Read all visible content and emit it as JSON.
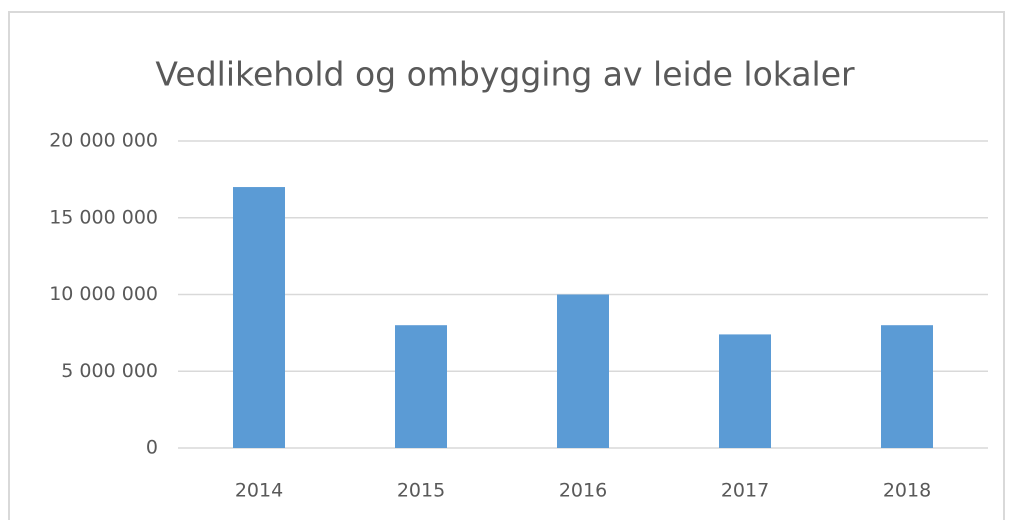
{
  "chart_data": {
    "type": "bar",
    "title": "Vedlikehold og ombygging av leide lokaler",
    "categories": [
      "2014",
      "2015",
      "2016",
      "2017",
      "2018"
    ],
    "values": [
      17000000,
      8000000,
      10000000,
      7400000,
      8000000
    ],
    "color": "#5b9bd5",
    "ylim": [
      0,
      20000000
    ],
    "yticks": [
      0,
      {
        "value": 5000000,
        "label": "5 000 000"
      },
      {
        "value": 10000000,
        "label": "10 000 000"
      },
      {
        "value": 15000000,
        "label": "15 000 000"
      },
      {
        "value": 20000000,
        "label": "20 000 000"
      }
    ],
    "grid": true
  }
}
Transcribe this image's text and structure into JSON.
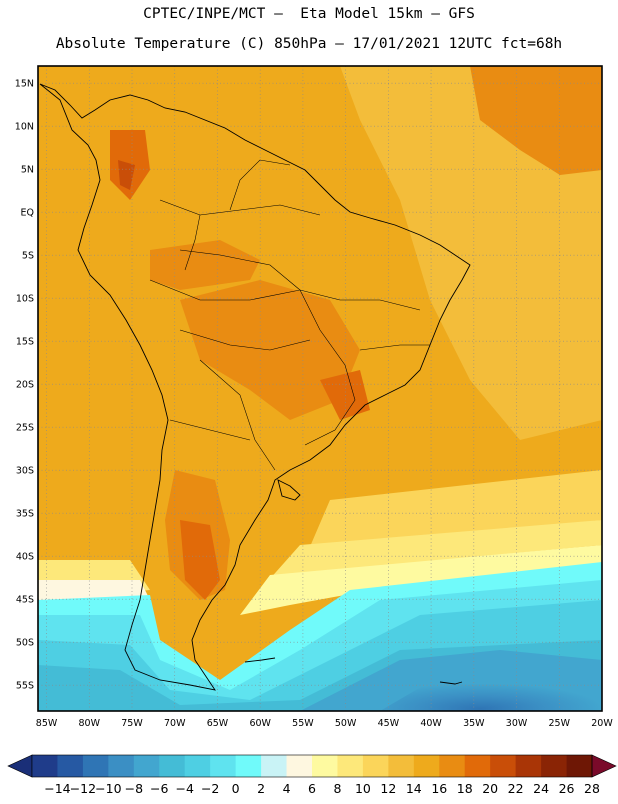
{
  "header": {
    "line1": "CPTEC/INPE/MCT –  Eta Model 15km – GFS",
    "line2": "Absolute Temperature (C) 850hPa – 17/01/2021 12UTC fct=68h"
  },
  "map": {
    "lat_range": [
      -58,
      17
    ],
    "lon_range": [
      -86,
      -20
    ],
    "lat_ticks": [
      "15N",
      "10N",
      "5N",
      "EQ",
      "5S",
      "10S",
      "15S",
      "20S",
      "25S",
      "30S",
      "35S",
      "40S",
      "45S",
      "50S",
      "55S"
    ],
    "lat_values": [
      15,
      10,
      5,
      0,
      -5,
      -10,
      -15,
      -20,
      -25,
      -30,
      -35,
      -40,
      -45,
      -50,
      -55
    ],
    "lon_ticks": [
      "85W",
      "80W",
      "75W",
      "70W",
      "65W",
      "60W",
      "55W",
      "50W",
      "45W",
      "40W",
      "35W",
      "30W",
      "25W",
      "20W"
    ],
    "lon_values": [
      -85,
      -80,
      -75,
      -70,
      -65,
      -60,
      -55,
      -50,
      -45,
      -40,
      -35,
      -30,
      -25,
      -20
    ]
  },
  "colorbar": {
    "labels": [
      "-14",
      "-12",
      "-10",
      "-8",
      "-6",
      "-4",
      "-2",
      "0",
      "2",
      "4",
      "6",
      "8",
      "10",
      "12",
      "14",
      "16",
      "18",
      "20",
      "22",
      "24",
      "26",
      "28"
    ],
    "colors": [
      "#1f3c8a",
      "#2659a3",
      "#2f75b5",
      "#3b8fc4",
      "#42a6cf",
      "#44bcd6",
      "#4ecfe3",
      "#5fe3ef",
      "#70fafa",
      "#c9f3f6",
      "#fef7e0",
      "#fefaa0",
      "#fde87a",
      "#fbd55a",
      "#f3bd3a",
      "#eeaa1c",
      "#e98c12",
      "#e16a09",
      "#c94e08",
      "#a93506",
      "#8a2405",
      "#6e1705"
    ],
    "under_color": "#1a2f78",
    "over_color": "#7a0a2a"
  }
}
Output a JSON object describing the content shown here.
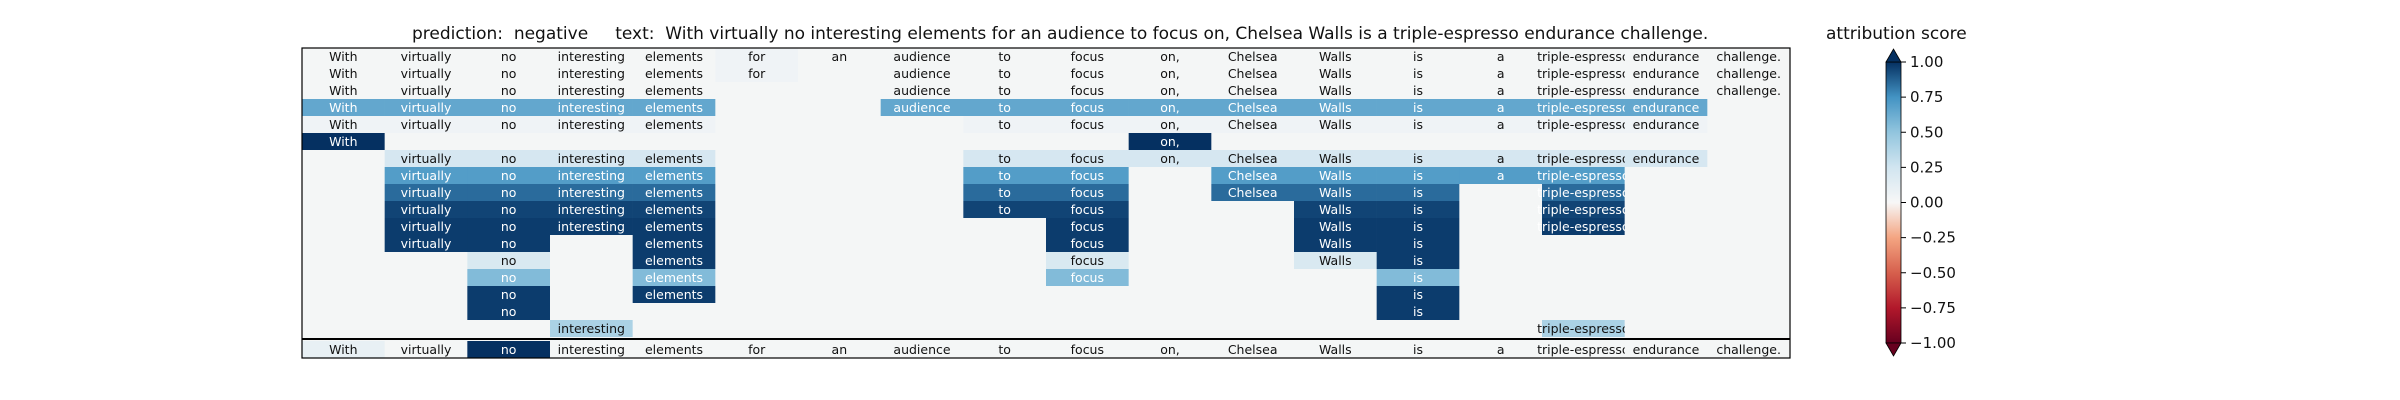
{
  "header": {
    "title": "prediction:  negative     text:  With virtually no interesting elements for an audience to focus on, Chelsea Walls is a triple-espresso endurance challenge.",
    "colorbar_title": "attribution score"
  },
  "chart_data": {
    "type": "heatmap",
    "title": "prediction:  negative     text:  With virtually no interesting elements for an audience to focus on, Chelsea Walls is a triple-espresso endurance challenge.",
    "prediction": "negative",
    "text": "With virtually no interesting elements for an audience to focus on, Chelsea Walls is a triple-espresso endurance challenge.",
    "colorbar_label": "attribution score",
    "colorbar_range": [
      -1.0,
      1.0
    ],
    "colorbar_ticks": [
      "1.00",
      "0.75",
      "0.50",
      "0.25",
      "0.00",
      "−0.25",
      "−0.50",
      "−0.75",
      "−1.00"
    ],
    "colormap": "RdBu",
    "tokens": [
      "With",
      "virtually",
      "no",
      "interesting",
      "elements",
      "for",
      "an",
      "audience",
      "to",
      "focus",
      "on,",
      "Chelsea",
      "Walls",
      "is",
      "a",
      "triple-espresso",
      "endurance",
      "challenge."
    ],
    "rows": [
      {
        "shown": [
          "With",
          "virtually",
          "no",
          "interesting",
          "elements",
          "for",
          "an",
          "audience",
          "to",
          "focus",
          "on,",
          "Chelsea",
          "Walls",
          "is",
          "a",
          "triple-espresso",
          "endurance",
          "challenge."
        ],
        "scores": [
          0,
          0,
          0,
          0,
          0,
          0.05,
          0,
          0,
          0,
          0,
          0,
          0,
          0,
          0,
          0,
          0,
          0,
          0
        ]
      },
      {
        "shown": [
          "With",
          "virtually",
          "no",
          "interesting",
          "elements",
          "for",
          "",
          "audience",
          "to",
          "focus",
          "on,",
          "Chelsea",
          "Walls",
          "is",
          "a",
          "triple-espresso",
          "endurance",
          "challenge."
        ],
        "scores": [
          0,
          0,
          0,
          0,
          0,
          0.05,
          0,
          0,
          0,
          0,
          0,
          0,
          0,
          0,
          0,
          0,
          0,
          0
        ]
      },
      {
        "shown": [
          "With",
          "virtually",
          "no",
          "interesting",
          "elements",
          "",
          "",
          "audience",
          "to",
          "focus",
          "on,",
          "Chelsea",
          "Walls",
          "is",
          "a",
          "triple-espresso",
          "endurance",
          "challenge."
        ],
        "scores": [
          0,
          0,
          0,
          0,
          0,
          0,
          0,
          0,
          0,
          0,
          0,
          0,
          0,
          0,
          0,
          0,
          0,
          0
        ]
      },
      {
        "shown": [
          "With",
          "virtually",
          "no",
          "interesting",
          "elements",
          "",
          "",
          "audience",
          "to",
          "focus",
          "on,",
          "Chelsea",
          "Walls",
          "is",
          "a",
          "triple-espresso",
          "endurance",
          ""
        ],
        "scores": [
          0.65,
          0.65,
          0.65,
          0.65,
          0.65,
          0,
          0,
          0.65,
          0.65,
          0.65,
          0.65,
          0.65,
          0.65,
          0.65,
          0.65,
          0.65,
          0.65,
          0
        ]
      },
      {
        "shown": [
          "With",
          "virtually",
          "no",
          "interesting",
          "elements",
          "",
          "",
          "",
          "to",
          "focus",
          "on,",
          "Chelsea",
          "Walls",
          "is",
          "a",
          "triple-espresso",
          "endurance",
          ""
        ],
        "scores": [
          0.05,
          0.05,
          0.05,
          0.05,
          0.05,
          0,
          0,
          0,
          0.05,
          0.05,
          0.05,
          0.05,
          0.05,
          0.05,
          0.05,
          0.05,
          0.05,
          0
        ]
      },
      {
        "shown": [
          "With",
          "",
          "",
          "",
          "",
          "",
          "",
          "",
          "",
          "",
          "on,",
          "",
          "",
          "",
          "",
          "",
          "",
          ""
        ],
        "scores": [
          1,
          0,
          0,
          0,
          0,
          0,
          0,
          0,
          0,
          0,
          1,
          0,
          0,
          0,
          0,
          0,
          0,
          0
        ]
      },
      {
        "shown": [
          "",
          "virtually",
          "no",
          "interesting",
          "elements",
          "",
          "",
          "",
          "to",
          "focus",
          "on,",
          "Chelsea",
          "Walls",
          "is",
          "a",
          "triple-espresso",
          "endurance",
          ""
        ],
        "scores": [
          0,
          0.22,
          0.22,
          0.22,
          0.22,
          0,
          0,
          0,
          0.22,
          0.22,
          0.22,
          0.22,
          0.22,
          0.22,
          0.22,
          0.22,
          0.22,
          0
        ]
      },
      {
        "shown": [
          "",
          "virtually",
          "no",
          "interesting",
          "elements",
          "",
          "",
          "",
          "to",
          "focus",
          "",
          "Chelsea",
          "Walls",
          "is",
          "a",
          "triple-espresso",
          "",
          ""
        ],
        "scores": [
          0,
          0.7,
          0.7,
          0.7,
          0.7,
          0,
          0,
          0,
          0.7,
          0.7,
          0,
          0.7,
          0.7,
          0.7,
          0.7,
          0.7,
          0,
          0
        ]
      },
      {
        "shown": [
          "",
          "virtually",
          "no",
          "interesting",
          "elements",
          "",
          "",
          "",
          "to",
          "focus",
          "",
          "Chelsea",
          "Walls",
          "is",
          "",
          "triple-espresso",
          "",
          ""
        ],
        "scores": [
          0,
          0.85,
          0.85,
          0.85,
          0.85,
          0,
          0,
          0,
          0.85,
          0.85,
          0,
          0.85,
          0.85,
          0.85,
          0,
          0.85,
          0,
          0
        ]
      },
      {
        "shown": [
          "",
          "virtually",
          "no",
          "interesting",
          "elements",
          "",
          "",
          "",
          "to",
          "focus",
          "",
          "",
          "Walls",
          "is",
          "",
          "triple-espresso",
          "",
          ""
        ],
        "scores": [
          0,
          0.95,
          0.95,
          0.95,
          0.95,
          0,
          0,
          0,
          0.95,
          0.95,
          0,
          0,
          0.95,
          0.95,
          0,
          0.95,
          0,
          0
        ]
      },
      {
        "shown": [
          "",
          "virtually",
          "no",
          "interesting",
          "elements",
          "",
          "",
          "",
          "",
          "focus",
          "",
          "",
          "Walls",
          "is",
          "",
          "triple-espresso",
          "",
          ""
        ],
        "scores": [
          0,
          0.97,
          0.97,
          0.97,
          0.97,
          0,
          0,
          0,
          0,
          0.97,
          0,
          0,
          0.97,
          0.97,
          0,
          0.97,
          0,
          0
        ]
      },
      {
        "shown": [
          "",
          "virtually",
          "no",
          "",
          "elements",
          "",
          "",
          "",
          "",
          "focus",
          "",
          "",
          "Walls",
          "is",
          "",
          "",
          "",
          ""
        ],
        "scores": [
          0,
          0.97,
          0.97,
          0,
          0.97,
          0,
          0,
          0,
          0,
          0.97,
          0,
          0,
          0.97,
          0.97,
          0,
          0,
          0,
          0
        ]
      },
      {
        "shown": [
          "",
          "",
          "no",
          "",
          "elements",
          "",
          "",
          "",
          "",
          "focus",
          "",
          "",
          "Walls",
          "is",
          "",
          "",
          "",
          ""
        ],
        "scores": [
          0,
          0,
          0.2,
          0,
          0.97,
          0,
          0,
          0,
          0,
          0.2,
          0,
          0,
          0.2,
          0.97,
          0,
          0,
          0,
          0
        ]
      },
      {
        "shown": [
          "",
          "",
          "no",
          "",
          "elements",
          "",
          "",
          "",
          "",
          "focus",
          "",
          "",
          "",
          "is",
          "",
          "",
          "",
          ""
        ],
        "scores": [
          0,
          0,
          0.55,
          0,
          0.55,
          0,
          0,
          0,
          0,
          0.55,
          0,
          0,
          0,
          0.55,
          0,
          0,
          0,
          0
        ]
      },
      {
        "shown": [
          "",
          "",
          "no",
          "",
          "elements",
          "",
          "",
          "",
          "",
          "",
          "",
          "",
          "",
          "is",
          "",
          "",
          "",
          ""
        ],
        "scores": [
          0,
          0,
          0.97,
          0,
          0.97,
          0,
          0,
          0,
          0,
          0,
          0,
          0,
          0,
          0.97,
          0,
          0,
          0,
          0
        ]
      },
      {
        "shown": [
          "",
          "",
          "no",
          "",
          "",
          "",
          "",
          "",
          "",
          "",
          "",
          "",
          "",
          "is",
          "",
          "",
          "",
          ""
        ],
        "scores": [
          0,
          0,
          0.97,
          0,
          0,
          0,
          0,
          0,
          0,
          0,
          0,
          0,
          0,
          0.97,
          0,
          0,
          0,
          0
        ]
      },
      {
        "shown": [
          "",
          "",
          "",
          "interesting",
          "",
          "",
          "",
          "",
          "",
          "",
          "",
          "",
          "",
          "",
          "",
          "triple-espresso",
          "",
          ""
        ],
        "scores": [
          0,
          0,
          0,
          0.4,
          0,
          0,
          0,
          0,
          0,
          0,
          0,
          0,
          0,
          0,
          0,
          0.4,
          0,
          0
        ]
      }
    ],
    "summary_row": {
      "shown": [
        "With",
        "virtually",
        "no",
        "interesting",
        "elements",
        "for",
        "an",
        "audience",
        "to",
        "focus",
        "on,",
        "Chelsea",
        "Walls",
        "is",
        "a",
        "triple-espresso",
        "endurance",
        "challenge."
      ],
      "scores": [
        0.1,
        0,
        1,
        0.02,
        0,
        0,
        0,
        0,
        0,
        0,
        0,
        0,
        0,
        0,
        0,
        0,
        0,
        0
      ]
    }
  }
}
======
*Aim*
From the entries above, extract each line containing "content".

*Task response*
Read all visible content and emit it as JSON.
Output a JSON object describing the content shown here.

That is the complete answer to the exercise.